** Written task **
Please change every "arrowhead" to "pointer" in the material, starting with the line that contains "extension line at thread" and going on through the line that contains "bottom thread crest line 2". Return only those lines, with everything else left as it is.

Extracted records:
========================
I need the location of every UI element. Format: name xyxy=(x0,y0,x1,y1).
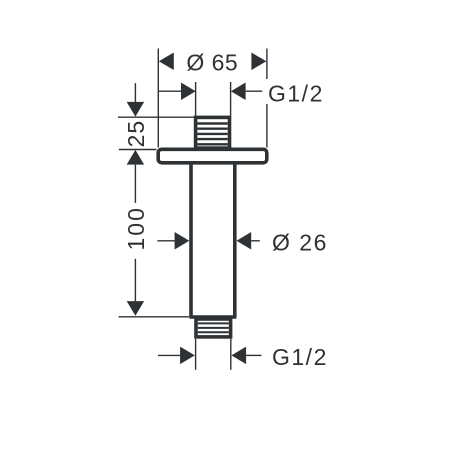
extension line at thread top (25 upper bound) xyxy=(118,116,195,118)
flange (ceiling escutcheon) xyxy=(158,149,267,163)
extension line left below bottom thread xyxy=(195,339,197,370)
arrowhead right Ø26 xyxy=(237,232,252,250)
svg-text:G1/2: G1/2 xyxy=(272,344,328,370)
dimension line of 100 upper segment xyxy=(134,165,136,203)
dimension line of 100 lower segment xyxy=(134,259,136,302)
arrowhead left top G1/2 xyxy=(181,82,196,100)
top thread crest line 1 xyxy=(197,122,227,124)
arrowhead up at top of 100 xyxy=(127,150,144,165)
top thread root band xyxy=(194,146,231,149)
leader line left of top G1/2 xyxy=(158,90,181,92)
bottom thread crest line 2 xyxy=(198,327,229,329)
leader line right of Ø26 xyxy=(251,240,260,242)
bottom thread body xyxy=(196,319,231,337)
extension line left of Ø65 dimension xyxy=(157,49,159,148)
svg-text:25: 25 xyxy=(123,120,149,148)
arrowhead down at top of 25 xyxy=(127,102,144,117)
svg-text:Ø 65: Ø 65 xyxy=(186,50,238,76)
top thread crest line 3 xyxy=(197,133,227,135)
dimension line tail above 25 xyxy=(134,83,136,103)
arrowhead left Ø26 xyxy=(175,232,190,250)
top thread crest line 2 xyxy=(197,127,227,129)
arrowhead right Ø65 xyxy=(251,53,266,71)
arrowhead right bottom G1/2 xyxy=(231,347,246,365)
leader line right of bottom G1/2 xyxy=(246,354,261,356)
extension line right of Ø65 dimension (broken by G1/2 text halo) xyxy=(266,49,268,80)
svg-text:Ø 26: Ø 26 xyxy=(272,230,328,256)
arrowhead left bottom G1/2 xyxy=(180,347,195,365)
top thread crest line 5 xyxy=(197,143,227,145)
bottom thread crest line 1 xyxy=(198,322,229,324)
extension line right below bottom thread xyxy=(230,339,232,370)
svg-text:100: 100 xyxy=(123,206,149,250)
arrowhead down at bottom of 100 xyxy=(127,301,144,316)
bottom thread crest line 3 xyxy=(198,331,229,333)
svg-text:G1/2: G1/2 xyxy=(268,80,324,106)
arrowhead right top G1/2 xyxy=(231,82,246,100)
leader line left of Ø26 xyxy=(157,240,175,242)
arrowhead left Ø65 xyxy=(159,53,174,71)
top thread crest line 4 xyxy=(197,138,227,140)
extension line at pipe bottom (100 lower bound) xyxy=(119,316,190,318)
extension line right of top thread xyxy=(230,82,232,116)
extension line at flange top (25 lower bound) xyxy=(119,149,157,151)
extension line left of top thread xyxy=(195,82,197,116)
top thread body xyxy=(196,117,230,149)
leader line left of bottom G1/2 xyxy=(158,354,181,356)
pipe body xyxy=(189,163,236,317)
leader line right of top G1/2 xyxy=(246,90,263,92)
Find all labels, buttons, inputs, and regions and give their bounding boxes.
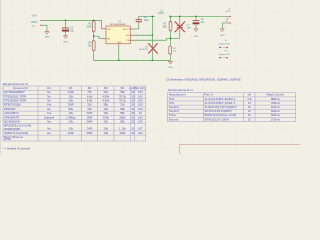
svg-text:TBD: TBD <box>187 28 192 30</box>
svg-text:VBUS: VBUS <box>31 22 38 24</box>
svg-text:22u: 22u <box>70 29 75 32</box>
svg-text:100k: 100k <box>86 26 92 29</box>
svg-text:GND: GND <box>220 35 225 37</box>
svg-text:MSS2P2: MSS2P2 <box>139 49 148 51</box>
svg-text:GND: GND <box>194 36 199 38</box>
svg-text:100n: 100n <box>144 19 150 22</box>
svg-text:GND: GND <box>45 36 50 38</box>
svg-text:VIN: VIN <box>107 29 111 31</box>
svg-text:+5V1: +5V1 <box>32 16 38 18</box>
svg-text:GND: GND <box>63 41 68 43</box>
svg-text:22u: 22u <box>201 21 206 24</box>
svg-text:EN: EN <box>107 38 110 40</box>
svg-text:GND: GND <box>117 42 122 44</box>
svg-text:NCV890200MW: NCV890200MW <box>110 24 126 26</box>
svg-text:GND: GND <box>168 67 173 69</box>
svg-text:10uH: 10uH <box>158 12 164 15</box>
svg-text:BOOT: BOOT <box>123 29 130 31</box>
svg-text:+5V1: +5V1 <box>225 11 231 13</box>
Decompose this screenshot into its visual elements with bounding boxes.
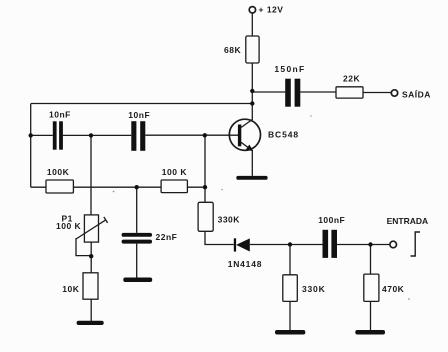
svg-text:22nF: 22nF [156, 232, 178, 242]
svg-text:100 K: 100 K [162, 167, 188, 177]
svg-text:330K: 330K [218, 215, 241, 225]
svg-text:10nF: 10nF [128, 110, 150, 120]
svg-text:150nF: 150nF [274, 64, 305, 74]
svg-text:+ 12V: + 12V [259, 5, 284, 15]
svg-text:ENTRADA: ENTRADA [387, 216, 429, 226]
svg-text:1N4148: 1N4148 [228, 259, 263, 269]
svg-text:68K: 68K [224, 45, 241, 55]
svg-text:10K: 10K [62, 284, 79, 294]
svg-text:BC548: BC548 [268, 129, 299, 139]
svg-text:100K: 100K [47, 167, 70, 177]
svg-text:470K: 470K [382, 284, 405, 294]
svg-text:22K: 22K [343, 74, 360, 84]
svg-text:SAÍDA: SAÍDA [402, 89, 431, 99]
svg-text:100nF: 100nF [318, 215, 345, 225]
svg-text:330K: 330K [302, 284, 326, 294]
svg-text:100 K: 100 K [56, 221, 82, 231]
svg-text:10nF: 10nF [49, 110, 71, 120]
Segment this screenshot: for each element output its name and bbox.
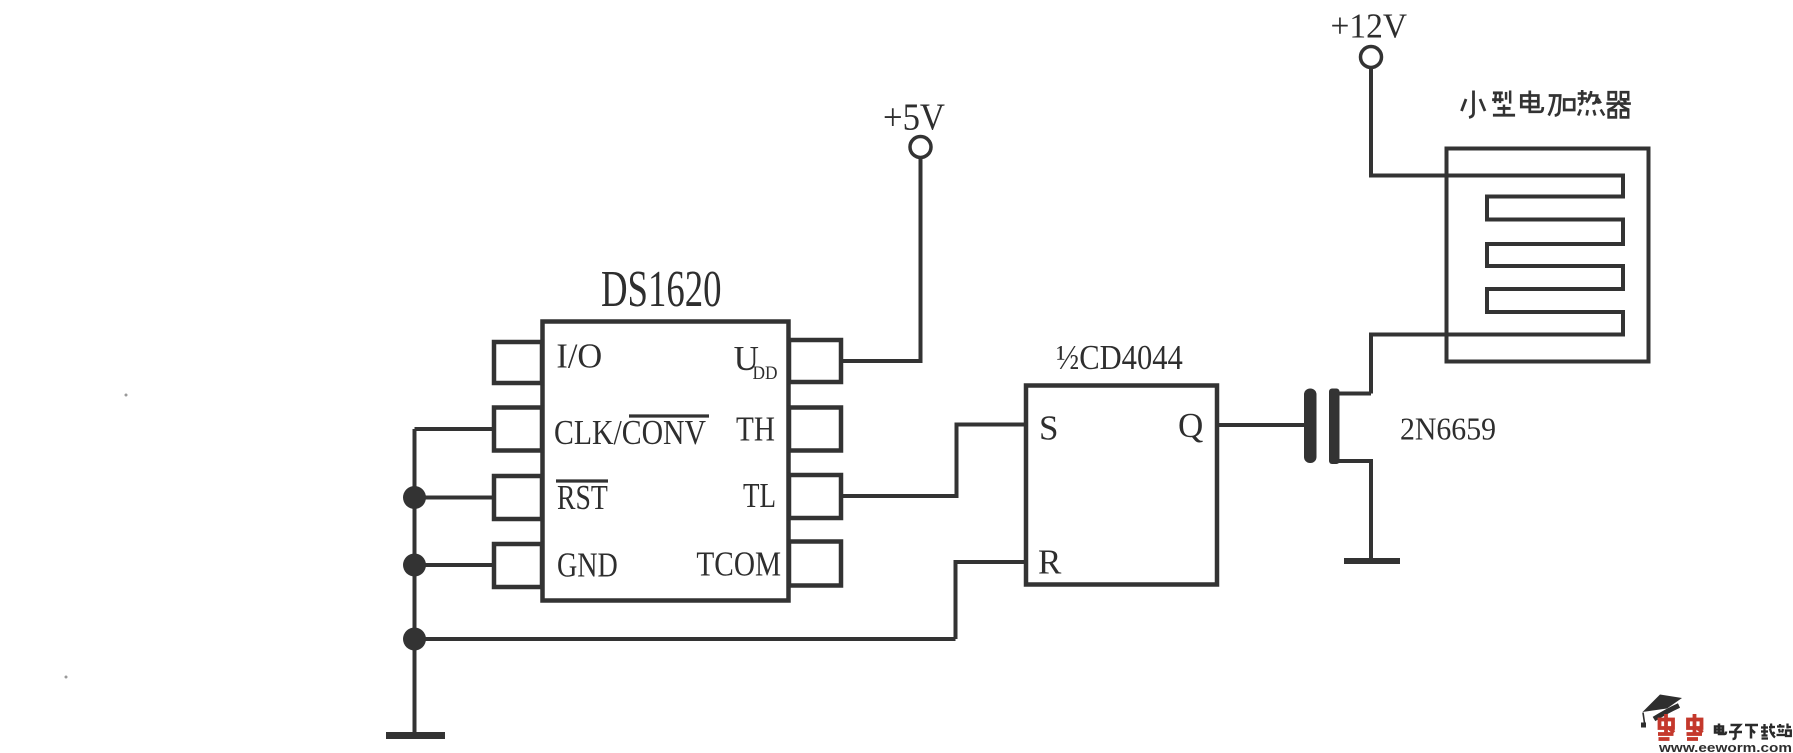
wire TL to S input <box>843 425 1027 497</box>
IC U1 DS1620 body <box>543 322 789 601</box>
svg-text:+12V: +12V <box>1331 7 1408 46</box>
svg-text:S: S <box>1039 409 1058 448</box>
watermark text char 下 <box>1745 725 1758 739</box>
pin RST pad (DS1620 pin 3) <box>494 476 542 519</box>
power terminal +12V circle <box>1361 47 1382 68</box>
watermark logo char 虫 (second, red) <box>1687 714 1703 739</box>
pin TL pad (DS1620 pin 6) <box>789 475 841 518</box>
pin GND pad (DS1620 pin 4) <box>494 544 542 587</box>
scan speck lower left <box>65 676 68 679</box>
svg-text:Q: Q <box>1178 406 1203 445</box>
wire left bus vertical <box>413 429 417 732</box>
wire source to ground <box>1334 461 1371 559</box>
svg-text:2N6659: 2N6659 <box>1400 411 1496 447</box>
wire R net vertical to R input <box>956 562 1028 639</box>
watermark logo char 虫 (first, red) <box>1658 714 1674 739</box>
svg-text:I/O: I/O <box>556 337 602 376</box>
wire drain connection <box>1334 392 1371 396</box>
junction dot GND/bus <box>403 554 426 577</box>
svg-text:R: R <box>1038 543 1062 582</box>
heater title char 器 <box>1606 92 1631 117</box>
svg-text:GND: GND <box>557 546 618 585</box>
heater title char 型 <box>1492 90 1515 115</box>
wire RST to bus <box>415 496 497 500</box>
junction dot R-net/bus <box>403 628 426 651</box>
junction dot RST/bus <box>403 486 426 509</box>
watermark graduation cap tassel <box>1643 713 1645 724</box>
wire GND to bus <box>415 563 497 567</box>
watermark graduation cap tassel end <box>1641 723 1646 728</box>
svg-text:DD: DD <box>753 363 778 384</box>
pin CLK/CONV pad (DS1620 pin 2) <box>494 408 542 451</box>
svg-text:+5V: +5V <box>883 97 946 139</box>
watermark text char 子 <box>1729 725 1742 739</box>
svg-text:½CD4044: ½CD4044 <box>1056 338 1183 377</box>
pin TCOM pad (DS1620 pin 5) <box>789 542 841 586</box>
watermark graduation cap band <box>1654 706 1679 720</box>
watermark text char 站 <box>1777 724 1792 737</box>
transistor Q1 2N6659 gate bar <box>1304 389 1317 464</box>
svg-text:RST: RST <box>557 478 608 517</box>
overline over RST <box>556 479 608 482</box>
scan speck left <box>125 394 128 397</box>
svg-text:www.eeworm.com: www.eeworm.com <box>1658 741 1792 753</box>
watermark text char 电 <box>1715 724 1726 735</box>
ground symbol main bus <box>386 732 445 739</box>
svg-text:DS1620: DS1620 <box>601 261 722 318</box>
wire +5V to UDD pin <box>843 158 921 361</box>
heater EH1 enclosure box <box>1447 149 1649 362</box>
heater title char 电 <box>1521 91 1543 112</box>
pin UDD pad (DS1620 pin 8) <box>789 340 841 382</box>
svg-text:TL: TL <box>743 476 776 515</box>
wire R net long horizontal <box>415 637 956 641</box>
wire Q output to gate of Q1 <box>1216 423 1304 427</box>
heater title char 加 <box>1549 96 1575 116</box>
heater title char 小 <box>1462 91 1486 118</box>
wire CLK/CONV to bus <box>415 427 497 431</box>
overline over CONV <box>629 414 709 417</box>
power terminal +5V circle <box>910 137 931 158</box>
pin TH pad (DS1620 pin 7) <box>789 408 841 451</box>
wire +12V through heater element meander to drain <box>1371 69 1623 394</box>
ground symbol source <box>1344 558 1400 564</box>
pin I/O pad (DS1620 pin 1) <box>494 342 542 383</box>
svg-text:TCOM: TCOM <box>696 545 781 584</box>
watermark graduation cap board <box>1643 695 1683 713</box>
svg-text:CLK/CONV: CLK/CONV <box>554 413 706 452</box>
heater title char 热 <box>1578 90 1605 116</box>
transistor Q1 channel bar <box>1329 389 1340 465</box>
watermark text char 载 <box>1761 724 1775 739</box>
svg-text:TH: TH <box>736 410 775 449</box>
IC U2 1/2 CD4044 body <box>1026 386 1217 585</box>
========================
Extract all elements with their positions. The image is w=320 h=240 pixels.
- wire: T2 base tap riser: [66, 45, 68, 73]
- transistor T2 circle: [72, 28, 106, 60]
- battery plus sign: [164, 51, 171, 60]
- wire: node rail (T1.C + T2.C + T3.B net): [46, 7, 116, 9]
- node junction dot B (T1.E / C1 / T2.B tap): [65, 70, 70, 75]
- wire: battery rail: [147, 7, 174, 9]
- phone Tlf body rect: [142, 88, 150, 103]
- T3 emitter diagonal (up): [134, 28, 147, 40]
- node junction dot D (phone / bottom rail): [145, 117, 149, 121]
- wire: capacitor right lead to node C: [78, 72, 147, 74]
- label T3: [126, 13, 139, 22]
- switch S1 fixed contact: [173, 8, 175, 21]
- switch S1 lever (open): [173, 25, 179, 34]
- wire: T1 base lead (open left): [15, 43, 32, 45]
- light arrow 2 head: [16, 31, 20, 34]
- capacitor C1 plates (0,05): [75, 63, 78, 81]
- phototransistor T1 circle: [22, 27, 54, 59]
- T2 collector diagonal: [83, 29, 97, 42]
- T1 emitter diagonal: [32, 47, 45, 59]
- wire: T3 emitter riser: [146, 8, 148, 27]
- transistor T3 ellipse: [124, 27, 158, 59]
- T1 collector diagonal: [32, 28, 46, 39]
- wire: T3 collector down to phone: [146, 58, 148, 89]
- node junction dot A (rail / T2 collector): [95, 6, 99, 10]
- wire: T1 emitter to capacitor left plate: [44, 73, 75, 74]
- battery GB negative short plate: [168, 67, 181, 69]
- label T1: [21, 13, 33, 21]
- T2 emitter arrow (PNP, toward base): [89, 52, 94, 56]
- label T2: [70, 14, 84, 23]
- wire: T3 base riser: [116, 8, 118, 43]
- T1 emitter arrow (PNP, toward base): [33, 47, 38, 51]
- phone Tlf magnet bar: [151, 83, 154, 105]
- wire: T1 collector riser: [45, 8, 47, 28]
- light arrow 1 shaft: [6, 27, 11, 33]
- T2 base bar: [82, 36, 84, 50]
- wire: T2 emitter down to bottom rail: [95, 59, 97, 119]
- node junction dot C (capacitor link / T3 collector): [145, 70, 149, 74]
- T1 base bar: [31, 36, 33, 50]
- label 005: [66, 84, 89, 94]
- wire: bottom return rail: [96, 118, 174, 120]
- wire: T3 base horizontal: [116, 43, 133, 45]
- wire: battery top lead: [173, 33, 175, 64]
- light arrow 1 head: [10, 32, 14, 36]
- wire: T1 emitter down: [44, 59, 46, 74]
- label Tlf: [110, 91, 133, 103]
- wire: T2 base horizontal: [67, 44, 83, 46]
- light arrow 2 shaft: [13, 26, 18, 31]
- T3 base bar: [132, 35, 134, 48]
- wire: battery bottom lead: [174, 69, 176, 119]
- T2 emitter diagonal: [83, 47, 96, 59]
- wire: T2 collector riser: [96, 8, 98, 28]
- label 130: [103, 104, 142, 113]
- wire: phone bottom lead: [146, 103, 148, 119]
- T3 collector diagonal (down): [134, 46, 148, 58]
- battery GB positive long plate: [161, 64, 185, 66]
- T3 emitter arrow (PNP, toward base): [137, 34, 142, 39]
========================
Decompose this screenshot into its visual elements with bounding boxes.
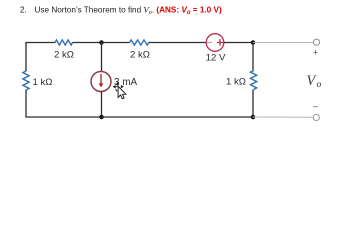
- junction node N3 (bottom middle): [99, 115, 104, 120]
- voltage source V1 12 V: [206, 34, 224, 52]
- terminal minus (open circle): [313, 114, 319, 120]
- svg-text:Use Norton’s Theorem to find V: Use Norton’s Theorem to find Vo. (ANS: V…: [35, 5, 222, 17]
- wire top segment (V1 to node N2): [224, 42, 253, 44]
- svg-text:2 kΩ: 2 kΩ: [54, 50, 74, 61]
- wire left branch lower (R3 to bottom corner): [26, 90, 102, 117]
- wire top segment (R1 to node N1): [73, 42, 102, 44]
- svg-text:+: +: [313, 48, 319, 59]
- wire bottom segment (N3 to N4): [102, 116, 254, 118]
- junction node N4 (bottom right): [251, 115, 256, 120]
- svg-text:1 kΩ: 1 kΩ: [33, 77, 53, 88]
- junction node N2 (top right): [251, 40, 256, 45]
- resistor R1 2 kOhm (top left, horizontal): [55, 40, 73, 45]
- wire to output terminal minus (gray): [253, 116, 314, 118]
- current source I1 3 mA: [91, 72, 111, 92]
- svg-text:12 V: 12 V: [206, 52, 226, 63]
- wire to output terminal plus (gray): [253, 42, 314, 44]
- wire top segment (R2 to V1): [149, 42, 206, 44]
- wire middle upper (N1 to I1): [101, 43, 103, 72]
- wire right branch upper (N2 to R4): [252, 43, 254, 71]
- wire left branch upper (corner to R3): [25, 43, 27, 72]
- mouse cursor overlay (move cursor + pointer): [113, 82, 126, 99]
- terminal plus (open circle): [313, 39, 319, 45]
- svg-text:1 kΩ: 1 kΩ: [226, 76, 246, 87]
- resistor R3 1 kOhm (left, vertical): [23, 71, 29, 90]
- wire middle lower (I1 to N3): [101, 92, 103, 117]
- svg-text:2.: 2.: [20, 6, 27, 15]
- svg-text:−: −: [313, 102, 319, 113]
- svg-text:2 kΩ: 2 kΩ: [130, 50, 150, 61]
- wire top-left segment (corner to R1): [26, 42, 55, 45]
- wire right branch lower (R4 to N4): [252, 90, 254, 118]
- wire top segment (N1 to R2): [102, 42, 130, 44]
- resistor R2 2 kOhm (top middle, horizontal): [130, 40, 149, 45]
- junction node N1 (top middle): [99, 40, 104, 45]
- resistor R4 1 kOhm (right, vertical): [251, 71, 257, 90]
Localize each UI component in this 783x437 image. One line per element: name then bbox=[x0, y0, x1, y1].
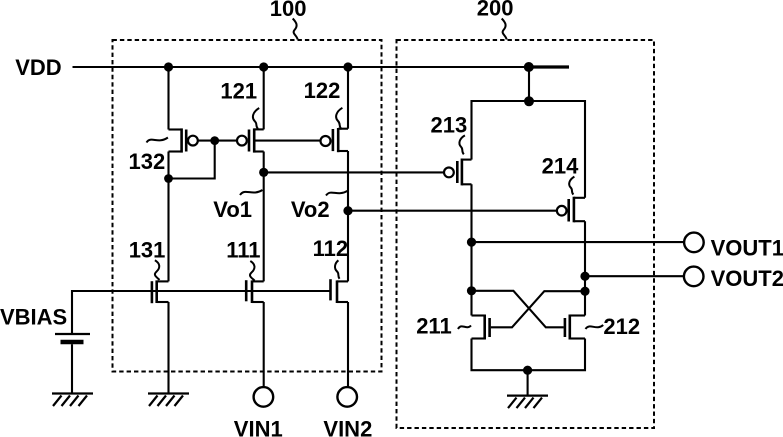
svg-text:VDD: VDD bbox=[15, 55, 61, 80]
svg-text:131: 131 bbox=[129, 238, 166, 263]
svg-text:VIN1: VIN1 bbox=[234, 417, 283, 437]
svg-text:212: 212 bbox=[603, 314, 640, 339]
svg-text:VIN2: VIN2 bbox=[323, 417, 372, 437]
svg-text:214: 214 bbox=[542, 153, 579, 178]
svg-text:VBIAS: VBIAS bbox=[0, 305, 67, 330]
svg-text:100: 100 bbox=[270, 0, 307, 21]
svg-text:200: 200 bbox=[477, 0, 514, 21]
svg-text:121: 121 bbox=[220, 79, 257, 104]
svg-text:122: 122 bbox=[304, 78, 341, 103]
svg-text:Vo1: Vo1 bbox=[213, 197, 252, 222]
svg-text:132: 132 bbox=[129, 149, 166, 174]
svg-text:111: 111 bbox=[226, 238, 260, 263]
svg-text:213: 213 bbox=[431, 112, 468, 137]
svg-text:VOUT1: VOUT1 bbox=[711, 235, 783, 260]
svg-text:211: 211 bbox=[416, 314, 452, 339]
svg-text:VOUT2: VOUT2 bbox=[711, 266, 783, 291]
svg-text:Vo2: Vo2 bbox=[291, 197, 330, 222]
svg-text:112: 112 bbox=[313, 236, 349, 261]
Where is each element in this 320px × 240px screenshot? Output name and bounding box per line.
========================
** Solution to this exercise **
extension line at thread top (25 upper bound) xyxy=(118,116,195,118)
flange (ceiling escutcheon) xyxy=(158,149,267,163)
extension line left below bottom thread xyxy=(195,339,197,370)
pointer right Ø26 xyxy=(237,232,252,250)
svg-text:G1/2: G1/2 xyxy=(272,344,328,370)
dimension line of 100 upper segment xyxy=(134,165,136,203)
dimension line of 100 lower segment xyxy=(134,259,136,302)
pointer left top G1/2 xyxy=(181,82,196,100)
top thread crest line 1 xyxy=(197,122,227,124)
pointer up at top of 100 xyxy=(127,150,144,165)
top thread root band xyxy=(194,146,231,149)
leader line left of top G1/2 xyxy=(158,90,181,92)
bottom thread crest line 2 xyxy=(198,327,229,329)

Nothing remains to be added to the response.